__Text section__:
===

Personal immortality isn’t the only function museums serve. They also preserve society’s collective memory, stitching together the histories of individuals into the larger fabric of cultural expression, be it through language, mode of living, tools, major events, achievements or failures. Because museums are scattered throughout the world, each can focus on the particular culture endemic to its locale, thus rooting a community more firmly to its geography, giving it not only a physical place to reside, but a spiritually meaningful one as well.

Do not underestimate the importance of this institutional concentration of collective memory. While museums may give the appearance of being nonessential, when there is political or social unrest, museums are often among the first targets for destruction. The current upheaval in Egypt is a case in point. Reports of threats to Egyptian museums by looting and fire were ongoing via Twitter. Why are museums, which are supposedly trifling when it comes to balancing budgets, targeted? Partially because they contain monetarily valuable items, but when the situation involves one cultural group attempting to conquer another, the real goal is to erase the collective memory of the vanquished group. If that collective memory can be suppressed for long enough, the winners in a conflict can assimilate the losers and quash potential rebellion by submitting them to their own cultural mores. In light of this, museums don’t seem so inconsequential or disposable, do they?

But when there is a lack of funding, can’t we pick off the small museums and just save the big ones? Umm, no. Even an organization as large as the Smithsonian Institution, which actually operates several museum buildings, can’t do it all. All museums, out of necessity, must choose a focus. Larger museums, ones with a national or state scope, tend to save history on big events and personalities, those that have a wide-ranging effect on society. Small local museums are critical as a point of entry to immortality for average people. You don’t need to be a famous author, actor, or aviator to have your history saved at a local museum. It’s the web of interconnections between the lives of average individuals and larger-than-life individuals that creates our collective memory, a web that is built by the entire museum community.

===

__Data__:
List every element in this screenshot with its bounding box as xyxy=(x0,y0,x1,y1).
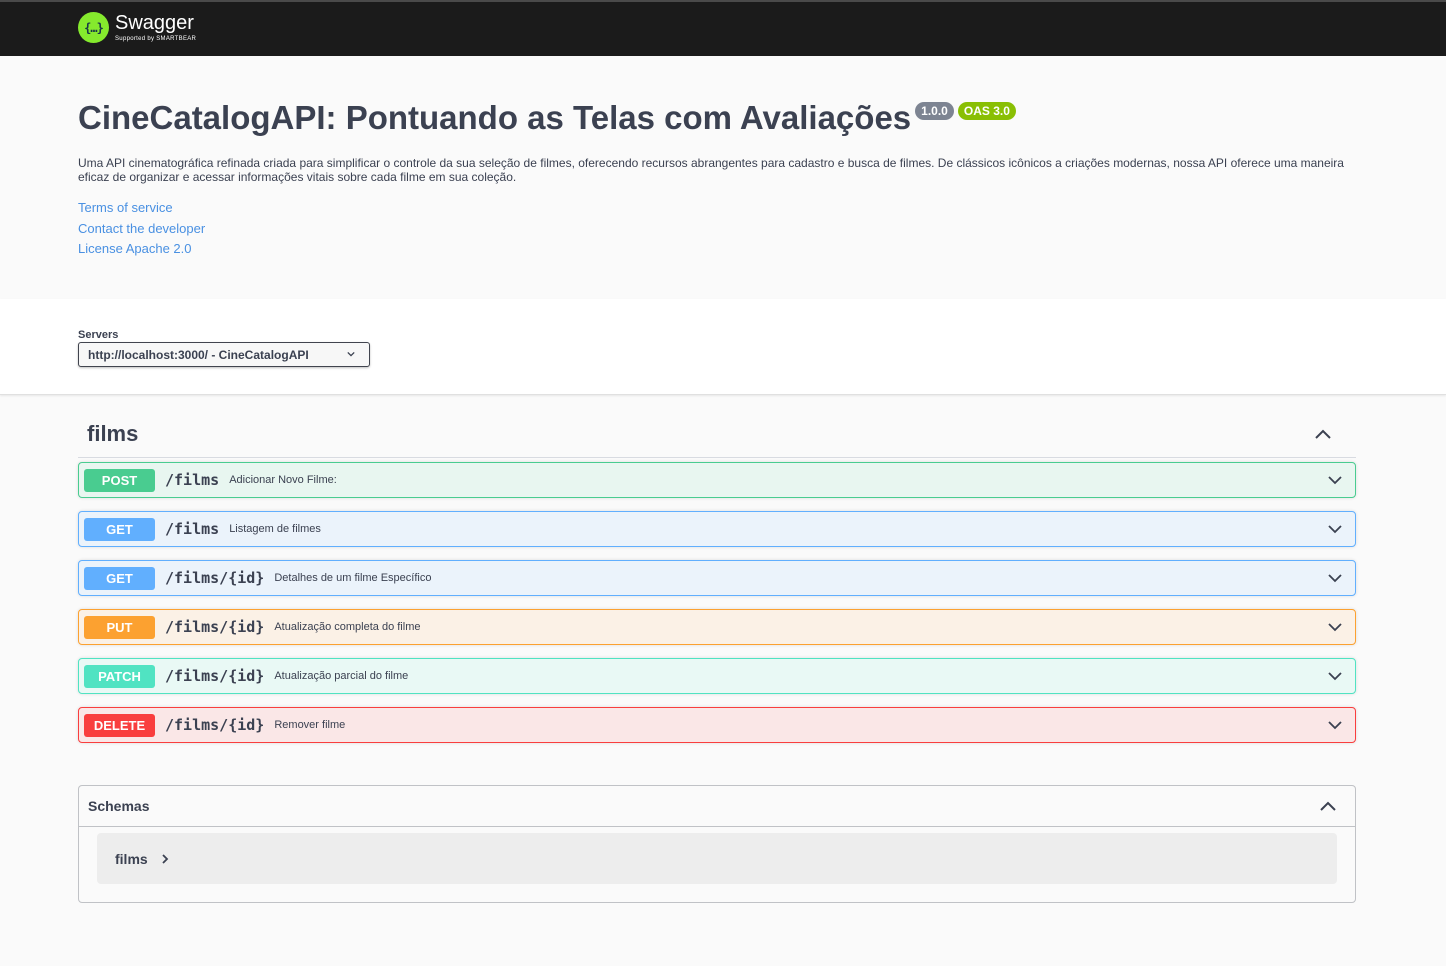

===

__Goals__:
a - The text on museums names several things through which cultural expression comes. List all of them.
b - Pick up the text on museums after its final sentence and keep writing in the same voice.

__The responses__:
a -
- language
- mode of living
- tools
- major events
- achievements
- failures

b -
Aside from immortality and the ­preservation of collective memory, ­museums can serve another highfalutin purpose, although they’re not used often enough for this in our estimation. The resources they hold can provide a foundation for future public policy.

For instance, communities throughout Minnesota are suffering the effects of massive cuts to Local Government Aid (LGA). While this might seem to be the best way to help the state balance its ­budget, why was the LGA program started in the first place? Did our forebears say, “Let’s create a costly, inefficient way to fund the needs of communities around the state,” or were they trying to do just the opposite? By dipping into the archival documents held at museums around the state, we might discover their intentions concerning the problems they were trying to solve. In cutting LGA, are we likely to resurrect the original problem or has the program outgrown its usefulness? Answering questions such as these about all sorts of public policy issues, from social services to health care to public education to stadium funding, would give us the necessary background to make effective decisions about current problems. Museums, therefore, can help us use the past to inform and shape the future. And that, along with immortality and collective memory, is plenty good.

By Mary Warner

Copyright 2011, Morrison County Historical Society
The article first appeared in the Morrison County Historical Society’s newsletter in 2011, Vol. 24, No. 1.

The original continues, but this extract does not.